Aim of the exercise: Give the number of lines in this listing that contain "στην", with no other words.
►
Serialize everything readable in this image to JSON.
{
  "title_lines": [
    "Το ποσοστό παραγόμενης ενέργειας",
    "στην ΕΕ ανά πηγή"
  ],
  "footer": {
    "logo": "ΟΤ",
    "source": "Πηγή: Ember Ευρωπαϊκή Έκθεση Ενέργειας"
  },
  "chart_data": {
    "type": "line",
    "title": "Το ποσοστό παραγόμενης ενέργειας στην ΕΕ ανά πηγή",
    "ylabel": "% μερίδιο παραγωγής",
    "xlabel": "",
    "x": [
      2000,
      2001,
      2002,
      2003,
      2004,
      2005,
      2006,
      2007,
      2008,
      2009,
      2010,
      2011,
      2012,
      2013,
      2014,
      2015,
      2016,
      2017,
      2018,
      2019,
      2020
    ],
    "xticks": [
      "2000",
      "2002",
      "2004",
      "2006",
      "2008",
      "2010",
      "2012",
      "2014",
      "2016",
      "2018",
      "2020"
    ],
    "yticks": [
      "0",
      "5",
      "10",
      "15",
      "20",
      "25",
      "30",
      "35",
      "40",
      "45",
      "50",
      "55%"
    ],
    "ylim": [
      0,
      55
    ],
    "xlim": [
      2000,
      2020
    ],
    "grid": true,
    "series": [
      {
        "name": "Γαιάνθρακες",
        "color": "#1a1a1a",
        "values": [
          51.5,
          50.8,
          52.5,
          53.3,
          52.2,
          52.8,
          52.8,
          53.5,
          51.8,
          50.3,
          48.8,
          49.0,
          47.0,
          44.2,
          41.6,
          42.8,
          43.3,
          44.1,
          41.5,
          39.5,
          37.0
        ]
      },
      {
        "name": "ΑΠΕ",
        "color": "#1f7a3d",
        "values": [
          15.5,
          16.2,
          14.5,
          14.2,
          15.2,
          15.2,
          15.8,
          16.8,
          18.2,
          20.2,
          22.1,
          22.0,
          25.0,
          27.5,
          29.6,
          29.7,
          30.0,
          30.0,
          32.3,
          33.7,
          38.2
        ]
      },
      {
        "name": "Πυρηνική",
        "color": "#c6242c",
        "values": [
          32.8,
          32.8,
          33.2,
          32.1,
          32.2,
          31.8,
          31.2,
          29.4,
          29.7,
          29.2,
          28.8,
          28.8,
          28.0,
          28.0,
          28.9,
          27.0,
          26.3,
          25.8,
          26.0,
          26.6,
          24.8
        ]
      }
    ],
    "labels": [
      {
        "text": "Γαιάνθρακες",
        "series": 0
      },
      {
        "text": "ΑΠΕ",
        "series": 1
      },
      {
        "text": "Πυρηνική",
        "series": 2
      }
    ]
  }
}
◄
Complete response: 2